→ **TASK REQUIREMENTS**
A – Answer these questions about the excerpt on Sean Taylor's shooting:
(i) What did SportsCenter open with before reporting Taylor's condition?
(ii) Which newspaper is Michael Wilbon a columnist for?
(iii) Who said Taylor was trying to change his life for the better, and how is that person described?
B – Condense the paragraph of the excerpt on Sean Taylor's shooting that begins "So here’s a guy" into one shorter sentence that keeps its main facts.
C – Decide whether each statement agrees with the excerpt on Sean Taylor's shooting. Answer yes or no, and quote the words that decide it.
(i) Wilbon called the news about Taylor surprising.
(ii) Wilbon's chat said it would avoid wild guessing and speculating.
(iii) The writer holds that Taylor's past has no place in the story.

→ **TEXT EXCERPT**
= = =
The Leader also must not have found the shooting of an NFL star very sexy, because they opened SportsCenter with a Celtics highlight before informing of Taylor’s condition. Thinking that someone was actually hired to make news-related decisions in Bristol makes me shudder.

Now, Taylor’s past is a factor in the story, don’t get me wrong, but it shouldn’t have been used to BLAME him for what happened.

And if ESPN hinted that Taylor’s lifestyle was the reason for his death, Washington Post columnist  Michael Wilbon, just straight out said it:

I know how I feel about Taylor, and this latest news isn’t surprising in the least, not to me. Whether this incident is or isn’t random, Taylor grew up in a violent world, embraced it, claimed it, loved to run in it and refused to divorce himself from it. He ain’t the first and won’t be the last. We have no idea what happened, or if what we know now will be revised later. It’s sad, yes, but hardly surprising.

Now, Wilbon wouldn’t stoop to speculating about Taylor’s life, as he pointed out earlier in his chat:

we obviously will start with Redskins safety Sean Taylor, shot after midnight this morning at his home in South Florida, now reported in critical condition. … There’s a ton of speculation about the details of his condition and the details of the incident, but this isn’t a blog and we’re not going to get into wild guessing and speculating here…

Obviously, only a blog would suggest to know things (like someone’s personality or intentions) without actually knowing or talking to that person.

Interestingly enough, three days later, Taylor’s childhood friend (and fellow NFL player) Antrel Rolle, said the former Redskin was truly trying to change his life for the better, stop running with the wrong crew.

So here’s a guy, about the same age as me, trying to turn his life around before it’s too late. He gets taken down in a terrible tragedy, and all we hear about from ESPN and Mike Wilbon (which are really one in the same) is what a horrible troublemaker he was.

What was it you said about Taylor and the gang life, Mike? Oh yea, he “embraced it, claimed it, loved to run in it and refused to divorce himself from it.”
= = =
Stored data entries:
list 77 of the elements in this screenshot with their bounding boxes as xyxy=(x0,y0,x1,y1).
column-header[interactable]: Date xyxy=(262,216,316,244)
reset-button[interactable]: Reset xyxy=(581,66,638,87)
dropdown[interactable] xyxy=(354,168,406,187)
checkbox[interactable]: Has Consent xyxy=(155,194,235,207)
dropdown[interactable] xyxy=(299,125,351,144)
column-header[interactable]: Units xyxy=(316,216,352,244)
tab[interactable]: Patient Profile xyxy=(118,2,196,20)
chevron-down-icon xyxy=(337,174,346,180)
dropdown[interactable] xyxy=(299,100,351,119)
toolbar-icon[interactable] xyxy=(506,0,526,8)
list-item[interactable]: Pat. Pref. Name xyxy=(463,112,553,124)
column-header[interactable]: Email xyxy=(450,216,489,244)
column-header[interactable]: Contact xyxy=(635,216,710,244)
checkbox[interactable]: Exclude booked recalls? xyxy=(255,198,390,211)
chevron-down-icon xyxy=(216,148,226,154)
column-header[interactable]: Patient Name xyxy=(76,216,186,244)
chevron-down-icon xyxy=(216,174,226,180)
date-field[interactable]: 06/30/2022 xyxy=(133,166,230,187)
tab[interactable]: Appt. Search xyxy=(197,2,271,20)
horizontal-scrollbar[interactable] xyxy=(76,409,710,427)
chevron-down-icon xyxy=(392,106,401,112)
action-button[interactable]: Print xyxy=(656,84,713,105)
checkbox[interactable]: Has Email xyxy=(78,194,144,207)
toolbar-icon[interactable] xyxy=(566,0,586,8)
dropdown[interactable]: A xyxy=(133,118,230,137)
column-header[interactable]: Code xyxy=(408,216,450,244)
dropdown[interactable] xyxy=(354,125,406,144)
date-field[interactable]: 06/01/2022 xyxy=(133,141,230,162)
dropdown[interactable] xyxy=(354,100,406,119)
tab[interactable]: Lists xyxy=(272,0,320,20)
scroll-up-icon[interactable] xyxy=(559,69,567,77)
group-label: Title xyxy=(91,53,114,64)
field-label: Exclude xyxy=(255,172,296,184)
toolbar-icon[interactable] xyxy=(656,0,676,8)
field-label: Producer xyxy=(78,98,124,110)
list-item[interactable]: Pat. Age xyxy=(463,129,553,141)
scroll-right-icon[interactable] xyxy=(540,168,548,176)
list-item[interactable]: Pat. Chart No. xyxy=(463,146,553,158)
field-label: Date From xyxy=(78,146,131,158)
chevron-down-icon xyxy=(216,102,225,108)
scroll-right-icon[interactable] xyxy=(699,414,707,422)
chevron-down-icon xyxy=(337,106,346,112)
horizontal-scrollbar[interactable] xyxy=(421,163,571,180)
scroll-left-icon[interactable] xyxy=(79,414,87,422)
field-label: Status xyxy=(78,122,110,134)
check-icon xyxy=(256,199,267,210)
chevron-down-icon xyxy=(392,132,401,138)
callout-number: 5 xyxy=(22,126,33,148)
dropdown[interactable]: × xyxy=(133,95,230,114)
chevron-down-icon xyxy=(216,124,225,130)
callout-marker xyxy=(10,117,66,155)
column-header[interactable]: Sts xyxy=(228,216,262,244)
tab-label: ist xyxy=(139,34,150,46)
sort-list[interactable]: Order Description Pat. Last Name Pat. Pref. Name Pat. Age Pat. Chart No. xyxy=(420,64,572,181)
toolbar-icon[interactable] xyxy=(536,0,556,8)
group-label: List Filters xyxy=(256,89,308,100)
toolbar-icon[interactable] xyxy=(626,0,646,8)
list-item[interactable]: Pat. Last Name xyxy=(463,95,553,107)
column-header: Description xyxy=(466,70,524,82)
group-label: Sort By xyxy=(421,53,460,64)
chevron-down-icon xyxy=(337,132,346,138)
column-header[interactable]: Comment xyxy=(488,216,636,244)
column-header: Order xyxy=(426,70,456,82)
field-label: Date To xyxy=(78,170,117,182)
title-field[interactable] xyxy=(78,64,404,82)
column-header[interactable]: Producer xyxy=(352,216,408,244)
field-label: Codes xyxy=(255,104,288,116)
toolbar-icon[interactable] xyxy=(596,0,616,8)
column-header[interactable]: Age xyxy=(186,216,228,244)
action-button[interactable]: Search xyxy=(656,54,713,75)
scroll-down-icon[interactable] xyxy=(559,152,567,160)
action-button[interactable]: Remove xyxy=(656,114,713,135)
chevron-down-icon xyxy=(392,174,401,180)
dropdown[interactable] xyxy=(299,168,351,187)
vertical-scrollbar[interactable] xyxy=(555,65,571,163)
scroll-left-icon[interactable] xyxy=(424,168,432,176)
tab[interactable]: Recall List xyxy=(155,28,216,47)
= = =
→ **SET OF ANSWERS**
A –
(i) A Celtics highlight.
(ii) The Washington Post.
(iii) Antrel Rolle, Taylor's childhood friend and a fellow NFL player.

B – Taylor, about the writer's age, was trying to turn his life around when he was taken down in a terrible tragedy, yet ESPN and Mike Wilbon, which the writer calls one and the same, spoke only of what a horrible troublemaker he was.

C –
(i) No: "It’s sad, yes, but hardly surprising."
(ii) Yes: "this isn’t a blog and we’re not going to get into wild guessing and speculating here"
(iii) No: "Taylor’s past is a factor in the story, don’t get me wrong, but it shouldn’t have been used to BLAME him for what happened."